TASK REQUIREMENTS: Each entry below is to be extracted exactly.

[Entries with figure data]
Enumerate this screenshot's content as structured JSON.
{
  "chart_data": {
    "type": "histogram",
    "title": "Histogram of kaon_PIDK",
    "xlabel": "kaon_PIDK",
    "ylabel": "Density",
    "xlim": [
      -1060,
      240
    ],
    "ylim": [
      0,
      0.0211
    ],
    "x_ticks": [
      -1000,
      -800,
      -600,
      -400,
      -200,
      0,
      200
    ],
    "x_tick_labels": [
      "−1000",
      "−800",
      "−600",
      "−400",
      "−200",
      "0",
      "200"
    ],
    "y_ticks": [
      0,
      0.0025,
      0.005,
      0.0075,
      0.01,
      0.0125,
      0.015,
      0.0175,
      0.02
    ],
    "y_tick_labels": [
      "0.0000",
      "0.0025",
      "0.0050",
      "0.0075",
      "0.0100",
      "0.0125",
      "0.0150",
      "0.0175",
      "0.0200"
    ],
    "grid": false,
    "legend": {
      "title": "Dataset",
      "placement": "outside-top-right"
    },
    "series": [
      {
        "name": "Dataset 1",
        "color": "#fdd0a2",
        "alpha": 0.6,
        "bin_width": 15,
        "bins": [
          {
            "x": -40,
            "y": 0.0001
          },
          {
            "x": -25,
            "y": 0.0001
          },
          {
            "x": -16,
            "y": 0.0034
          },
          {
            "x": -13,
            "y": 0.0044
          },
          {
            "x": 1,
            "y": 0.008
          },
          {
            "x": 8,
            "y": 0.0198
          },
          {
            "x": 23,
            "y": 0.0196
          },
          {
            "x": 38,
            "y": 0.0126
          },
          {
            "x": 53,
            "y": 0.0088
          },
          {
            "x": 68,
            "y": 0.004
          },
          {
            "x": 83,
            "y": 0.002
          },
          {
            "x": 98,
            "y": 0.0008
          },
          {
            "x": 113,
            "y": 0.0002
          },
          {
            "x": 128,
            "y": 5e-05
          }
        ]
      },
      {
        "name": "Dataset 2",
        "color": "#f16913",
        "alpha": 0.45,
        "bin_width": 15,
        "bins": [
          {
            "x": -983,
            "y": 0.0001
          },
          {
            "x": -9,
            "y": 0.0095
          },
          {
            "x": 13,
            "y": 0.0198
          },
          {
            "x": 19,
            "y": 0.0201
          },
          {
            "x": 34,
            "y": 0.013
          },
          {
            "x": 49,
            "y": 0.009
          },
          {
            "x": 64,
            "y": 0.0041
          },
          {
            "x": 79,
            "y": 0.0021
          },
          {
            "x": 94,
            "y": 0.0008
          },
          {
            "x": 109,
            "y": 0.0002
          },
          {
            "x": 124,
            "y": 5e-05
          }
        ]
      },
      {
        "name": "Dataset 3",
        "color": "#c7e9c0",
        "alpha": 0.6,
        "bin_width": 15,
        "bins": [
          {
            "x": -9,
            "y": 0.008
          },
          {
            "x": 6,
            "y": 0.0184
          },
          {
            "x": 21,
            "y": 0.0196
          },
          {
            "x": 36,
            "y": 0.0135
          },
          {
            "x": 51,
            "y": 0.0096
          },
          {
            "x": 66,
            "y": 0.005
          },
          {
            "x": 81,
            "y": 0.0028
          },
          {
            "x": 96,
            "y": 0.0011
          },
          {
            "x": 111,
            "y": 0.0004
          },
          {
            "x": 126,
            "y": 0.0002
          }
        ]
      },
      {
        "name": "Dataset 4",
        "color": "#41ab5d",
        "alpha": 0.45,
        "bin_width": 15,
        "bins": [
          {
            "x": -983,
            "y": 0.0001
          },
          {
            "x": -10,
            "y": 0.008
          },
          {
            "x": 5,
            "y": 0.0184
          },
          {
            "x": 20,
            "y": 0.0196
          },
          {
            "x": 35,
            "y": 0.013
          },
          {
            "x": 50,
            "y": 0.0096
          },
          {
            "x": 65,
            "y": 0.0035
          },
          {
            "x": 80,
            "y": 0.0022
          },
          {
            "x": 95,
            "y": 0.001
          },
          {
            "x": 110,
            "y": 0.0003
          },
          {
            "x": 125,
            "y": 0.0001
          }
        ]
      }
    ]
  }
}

WORKED ANSWER:
Enumerate this screenshot's content as structured JSON.
{
  "chart_data": {
    "type": "histogram",
    "title": "Histogram of kaon_PIDK",
    "xlabel": "kaon_PIDK",
    "ylabel": "Density",
    "xlim": [
      -1060,
      240
    ],
    "ylim": [
      0,
      0.0211
    ],
    "x_ticks": [
      -1000,
      -800,
      -600,
      -400,
      -200,
      0,
      200
    ],
    "x_tick_labels": [
      "−1000",
      "−800",
      "−600",
      "−400",
      "−200",
      "0",
      "200"
    ],
    "y_ticks": [
      0,
      0.0025,
      0.005,
      0.0075,
      0.01,
      0.0125,
      0.015,
      0.0175,
      0.02
    ],
    "y_tick_labels": [
      "0.0000",
      "0.0025",
      "0.0050",
      "0.0075",
      "0.0100",
      "0.0125",
      "0.0150",
      "0.0175",
      "0.0200"
    ],
    "grid": false,
    "legend": {
      "title": "Dataset",
      "placement": "outside-top-right"
    },
    "series": [
      {
        "name": "Dataset 1",
        "color": "#fdd0a2",
        "alpha": 0.6,
        "bin_width": 15,
        "bins": [
          {
            "x": -40,
            "y": 0.0001
          },
          {
            "x": -25,
            "y": 0.0001
          },
          {
            "x": -16,
            "y": 0.0034
          },
          {
            "x": -13,
            "y": 0.0044
          },
          {
            "x": 1,
            "y": 0.008
          },
          {
            "x": 8,
            "y": 0.0198
          },
          {
            "x": 23,
            "y": 0.0196
          },
          {
            "x": 38,
            "y": 0.0126
          },
          {
            "x": 53,
            "y": 0.0088
          },
          {
            "x": 68,
            "y": 0.004
          },
          {
            "x": 83,
            "y": 0.002
          },
          {
            "x": 98,
            "y": 0.0008
          },
          {
            "x": 113,
            "y": 0.0002
          },
          {
            "x": 128,
            "y": 5e-05
          }
        ]
      },
      {
        "name": "Dataset 2",
        "color": "#f16913",
        "alpha": 0.45,
        "bin_width": 15,
        "bins": [
          {
            "x": -983,
            "y": 0.0001
          },
          {
            "x": -9,
            "y": 0.0095
          },
          {
            "x": 13,
            "y": 0.0198
          },
          {
            "x": 19,
            "y": 0.0201
          },
          {
            "x": 34,
            "y": 0.013
          },
          {
            "x": 49,
            "y": 0.009
          },
          {
            "x": 64,
            "y": 0.0041
          },
          {
            "x": 79,
            "y": 0.0021
          },
          {
            "x": 94,
            "y": 0.0008
          },
          {
            "x": 109,
            "y": 0.0002
          },
          {
            "x": 124,
            "y": 5e-05
          }
        ]
      },
      {
        "name": "Dataset 3",
        "color": "#c7e9c0",
        "alpha": 0.6,
        "bin_width": 15,
        "bins": [
          {
            "x": -9,
            "y": 0.008
          },
          {
            "x": 6,
            "y": 0.0184
          },
          {
            "x": 21,
            "y": 0.0196
          },
          {
            "x": 36,
            "y": 0.0135
          },
          {
            "x": 51,
            "y": 0.0096
          },
          {
            "x": 66,
            "y": 0.005
          },
          {
            "x": 81,
            "y": 0.0028
          },
          {
            "x": 96,
            "y": 0.0011
          },
          {
            "x": 111,
            "y": 0.0004
          },
          {
            "x": 126,
            "y": 0.0002
          }
        ]
      },
      {
        "name": "Dataset 4",
        "color": "#41ab5d",
        "alpha": 0.45,
        "bin_width": 15,
        "bins": [
          {
            "x": -983,
            "y": 0.0001
          },
          {
            "x": -10,
            "y": 0.008
          },
          {
            "x": 5,
            "y": 0.0184
          },
          {
            "x": 20,
            "y": 0.0196
          },
          {
            "x": 35,
            "y": 0.013
          },
          {
            "x": 50,
            "y": 0.0096
          },
          {
            "x": 65,
            "y": 0.0035
          },
          {
            "x": 80,
            "y": 0.0022
          },
          {
            "x": 95,
            "y": 0.001
          },
          {
            "x": 110,
            "y": 0.0003
          },
          {
            "x": 125,
            "y": 0.0001
          }
        ]
      }
    ]
  }
}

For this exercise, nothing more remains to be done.